** Stated task **
Transcribe all records exactly.

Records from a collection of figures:
******************************
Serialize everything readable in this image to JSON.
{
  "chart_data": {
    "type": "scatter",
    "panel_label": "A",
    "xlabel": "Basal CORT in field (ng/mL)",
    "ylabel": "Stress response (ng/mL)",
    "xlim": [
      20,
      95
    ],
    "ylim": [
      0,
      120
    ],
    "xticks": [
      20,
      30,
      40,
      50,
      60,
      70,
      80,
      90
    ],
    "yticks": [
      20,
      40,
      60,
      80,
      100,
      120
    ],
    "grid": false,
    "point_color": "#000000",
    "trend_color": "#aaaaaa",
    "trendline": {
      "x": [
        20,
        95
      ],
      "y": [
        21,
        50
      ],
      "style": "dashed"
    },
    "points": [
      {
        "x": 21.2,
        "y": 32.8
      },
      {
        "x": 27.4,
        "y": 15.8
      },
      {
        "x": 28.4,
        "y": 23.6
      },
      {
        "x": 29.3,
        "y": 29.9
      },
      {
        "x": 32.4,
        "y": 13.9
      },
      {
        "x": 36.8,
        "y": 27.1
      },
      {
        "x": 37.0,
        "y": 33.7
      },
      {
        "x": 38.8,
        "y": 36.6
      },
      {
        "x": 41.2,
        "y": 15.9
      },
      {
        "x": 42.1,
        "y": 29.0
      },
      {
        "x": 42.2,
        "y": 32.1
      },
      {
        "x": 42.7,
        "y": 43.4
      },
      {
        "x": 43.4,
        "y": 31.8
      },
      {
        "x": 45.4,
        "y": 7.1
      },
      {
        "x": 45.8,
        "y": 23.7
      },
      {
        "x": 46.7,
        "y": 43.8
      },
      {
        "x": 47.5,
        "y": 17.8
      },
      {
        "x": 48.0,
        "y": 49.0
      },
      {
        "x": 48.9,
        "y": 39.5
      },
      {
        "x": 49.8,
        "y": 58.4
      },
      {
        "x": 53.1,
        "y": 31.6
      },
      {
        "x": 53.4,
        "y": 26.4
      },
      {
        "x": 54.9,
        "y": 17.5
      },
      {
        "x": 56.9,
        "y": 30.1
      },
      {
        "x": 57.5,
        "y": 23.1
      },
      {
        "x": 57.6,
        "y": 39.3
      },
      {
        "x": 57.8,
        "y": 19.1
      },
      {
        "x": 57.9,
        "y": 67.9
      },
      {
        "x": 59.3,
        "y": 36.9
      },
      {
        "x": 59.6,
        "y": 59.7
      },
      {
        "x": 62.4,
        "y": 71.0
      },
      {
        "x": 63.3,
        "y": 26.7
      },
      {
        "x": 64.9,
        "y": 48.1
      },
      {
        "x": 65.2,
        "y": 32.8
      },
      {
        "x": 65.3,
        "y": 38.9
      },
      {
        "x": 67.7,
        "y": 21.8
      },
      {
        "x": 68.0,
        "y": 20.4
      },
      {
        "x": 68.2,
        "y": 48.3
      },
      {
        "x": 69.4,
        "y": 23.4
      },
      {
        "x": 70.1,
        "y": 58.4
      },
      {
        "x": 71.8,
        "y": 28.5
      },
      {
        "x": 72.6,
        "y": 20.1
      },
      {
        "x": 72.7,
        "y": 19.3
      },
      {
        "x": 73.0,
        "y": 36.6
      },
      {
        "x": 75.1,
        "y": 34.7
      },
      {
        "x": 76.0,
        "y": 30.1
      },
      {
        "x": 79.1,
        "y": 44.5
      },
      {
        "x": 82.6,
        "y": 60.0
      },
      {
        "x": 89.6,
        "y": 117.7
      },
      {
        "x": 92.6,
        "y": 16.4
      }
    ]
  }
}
******************************
** Reply **
Serialize everything readable in this image to JSON.
{
  "chart_data": {
    "type": "scatter",
    "panel_label": "A",
    "xlabel": "Basal CORT in field (ng/mL)",
    "ylabel": "Stress response (ng/mL)",
    "xlim": [
      20,
      95
    ],
    "ylim": [
      0,
      120
    ],
    "xticks": [
      20,
      30,
      40,
      50,
      60,
      70,
      80,
      90
    ],
    "yticks": [
      20,
      40,
      60,
      80,
      100,
      120
    ],
    "grid": false,
    "point_color": "#000000",
    "trend_color": "#aaaaaa",
    "trendline": {
      "x": [
        20,
        95
      ],
      "y": [
        21,
        50
      ],
      "style": "dashed"
    },
    "points": [
      {
        "x": 21.2,
        "y": 32.8
      },
      {
        "x": 27.4,
        "y": 15.8
      },
      {
        "x": 28.4,
        "y": 23.6
      },
      {
        "x": 29.3,
        "y": 29.9
      },
      {
        "x": 32.4,
        "y": 13.9
      },
      {
        "x": 36.8,
        "y": 27.1
      },
      {
        "x": 37.0,
        "y": 33.7
      },
      {
        "x": 38.8,
        "y": 36.6
      },
      {
        "x": 41.2,
        "y": 15.9
      },
      {
        "x": 42.1,
        "y": 29.0
      },
      {
        "x": 42.2,
        "y": 32.1
      },
      {
        "x": 42.7,
        "y": 43.4
      },
      {
        "x": 43.4,
        "y": 31.8
      },
      {
        "x": 45.4,
        "y": 7.1
      },
      {
        "x": 45.8,
        "y": 23.7
      },
      {
        "x": 46.7,
        "y": 43.8
      },
      {
        "x": 47.5,
        "y": 17.8
      },
      {
        "x": 48.0,
        "y": 49.0
      },
      {
        "x": 48.9,
        "y": 39.5
      },
      {
        "x": 49.8,
        "y": 58.4
      },
      {
        "x": 53.1,
        "y": 31.6
      },
      {
        "x": 53.4,
        "y": 26.4
      },
      {
        "x": 54.9,
        "y": 17.5
      },
      {
        "x": 56.9,
        "y": 30.1
      },
      {
        "x": 57.5,
        "y": 23.1
      },
      {
        "x": 57.6,
        "y": 39.3
      },
      {
        "x": 57.8,
        "y": 19.1
      },
      {
        "x": 57.9,
        "y": 67.9
      },
      {
        "x": 59.3,
        "y": 36.9
      },
      {
        "x": 59.6,
        "y": 59.7
      },
      {
        "x": 62.4,
        "y": 71.0
      },
      {
        "x": 63.3,
        "y": 26.7
      },
      {
        "x": 64.9,
        "y": 48.1
      },
      {
        "x": 65.2,
        "y": 32.8
      },
      {
        "x": 65.3,
        "y": 38.9
      },
      {
        "x": 67.7,
        "y": 21.8
      },
      {
        "x": 68.0,
        "y": 20.4
      },
      {
        "x": 68.2,
        "y": 48.3
      },
      {
        "x": 69.4,
        "y": 23.4
      },
      {
        "x": 70.1,
        "y": 58.4
      },
      {
        "x": 71.8,
        "y": 28.5
      },
      {
        "x": 72.6,
        "y": 20.1
      },
      {
        "x": 72.7,
        "y": 19.3
      },
      {
        "x": 73.0,
        "y": 36.6
      },
      {
        "x": 75.1,
        "y": 34.7
      },
      {
        "x": 76.0,
        "y": 30.1
      },
      {
        "x": 79.1,
        "y": 44.5
      },
      {
        "x": 82.6,
        "y": 60.0
      },
      {
        "x": 89.6,
        "y": 117.7
      },
      {
        "x": 92.6,
        "y": 16.4
      }
    ]
  }
}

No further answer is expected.